Records from a data collection:
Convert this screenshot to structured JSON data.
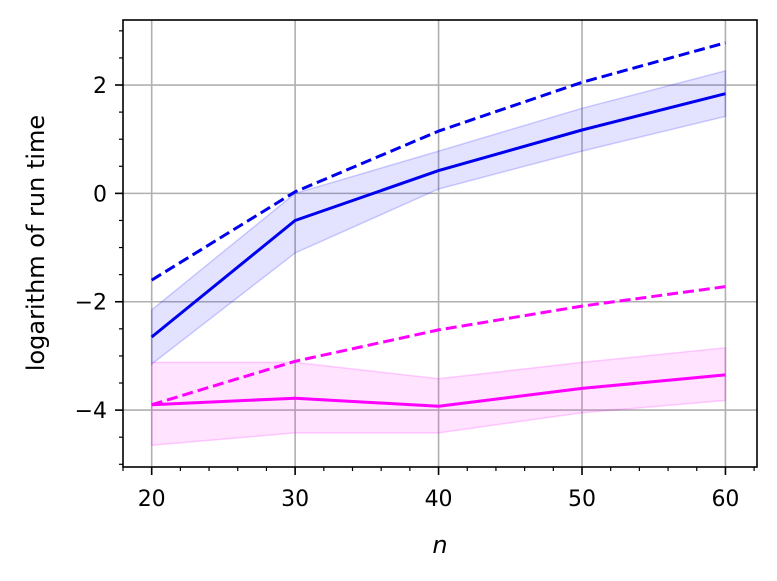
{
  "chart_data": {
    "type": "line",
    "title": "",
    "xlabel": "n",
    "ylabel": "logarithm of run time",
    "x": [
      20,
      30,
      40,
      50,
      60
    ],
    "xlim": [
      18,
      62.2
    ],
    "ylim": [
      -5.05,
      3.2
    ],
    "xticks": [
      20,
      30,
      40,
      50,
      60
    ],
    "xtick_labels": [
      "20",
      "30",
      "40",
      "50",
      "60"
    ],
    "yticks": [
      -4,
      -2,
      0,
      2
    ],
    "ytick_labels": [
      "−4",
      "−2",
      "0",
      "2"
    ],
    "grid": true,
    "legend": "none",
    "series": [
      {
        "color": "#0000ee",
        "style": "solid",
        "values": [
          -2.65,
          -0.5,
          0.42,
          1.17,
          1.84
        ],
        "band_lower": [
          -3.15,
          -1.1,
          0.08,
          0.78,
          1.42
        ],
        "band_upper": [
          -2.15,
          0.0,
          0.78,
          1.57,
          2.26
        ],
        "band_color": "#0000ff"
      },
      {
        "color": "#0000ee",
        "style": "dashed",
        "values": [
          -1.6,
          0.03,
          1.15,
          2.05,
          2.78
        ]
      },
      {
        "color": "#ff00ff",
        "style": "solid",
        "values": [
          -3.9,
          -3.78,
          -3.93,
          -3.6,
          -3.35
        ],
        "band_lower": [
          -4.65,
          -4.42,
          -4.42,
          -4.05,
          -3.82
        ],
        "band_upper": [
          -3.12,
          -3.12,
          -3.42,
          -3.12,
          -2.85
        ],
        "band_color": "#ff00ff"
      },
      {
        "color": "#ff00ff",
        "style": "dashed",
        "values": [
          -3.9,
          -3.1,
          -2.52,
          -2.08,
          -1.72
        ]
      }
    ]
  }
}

* [To do]: Output an exact copy of the material, with the pictures removed.

* [Result for this task]:
Convert this screenshot to structured JSON data.
{
  "chart_data": {
    "type": "line",
    "title": "",
    "xlabel": "n",
    "ylabel": "logarithm of run time",
    "x": [
      20,
      30,
      40,
      50,
      60
    ],
    "xlim": [
      18,
      62.2
    ],
    "ylim": [
      -5.05,
      3.2
    ],
    "xticks": [
      20,
      30,
      40,
      50,
      60
    ],
    "xtick_labels": [
      "20",
      "30",
      "40",
      "50",
      "60"
    ],
    "yticks": [
      -4,
      -2,
      0,
      2
    ],
    "ytick_labels": [
      "−4",
      "−2",
      "0",
      "2"
    ],
    "grid": true,
    "legend": "none",
    "series": [
      {
        "color": "#0000ee",
        "style": "solid",
        "values": [
          -2.65,
          -0.5,
          0.42,
          1.17,
          1.84
        ],
        "band_lower": [
          -3.15,
          -1.1,
          0.08,
          0.78,
          1.42
        ],
        "band_upper": [
          -2.15,
          0.0,
          0.78,
          1.57,
          2.26
        ],
        "band_color": "#0000ff"
      },
      {
        "color": "#0000ee",
        "style": "dashed",
        "values": [
          -1.6,
          0.03,
          1.15,
          2.05,
          2.78
        ]
      },
      {
        "color": "#ff00ff",
        "style": "solid",
        "values": [
          -3.9,
          -3.78,
          -3.93,
          -3.6,
          -3.35
        ],
        "band_lower": [
          -4.65,
          -4.42,
          -4.42,
          -4.05,
          -3.82
        ],
        "band_upper": [
          -3.12,
          -3.12,
          -3.42,
          -3.12,
          -2.85
        ],
        "band_color": "#ff00ff"
      },
      {
        "color": "#ff00ff",
        "style": "dashed",
        "values": [
          -3.9,
          -3.1,
          -2.52,
          -2.08,
          -1.72
        ]
      }
    ]
  }
}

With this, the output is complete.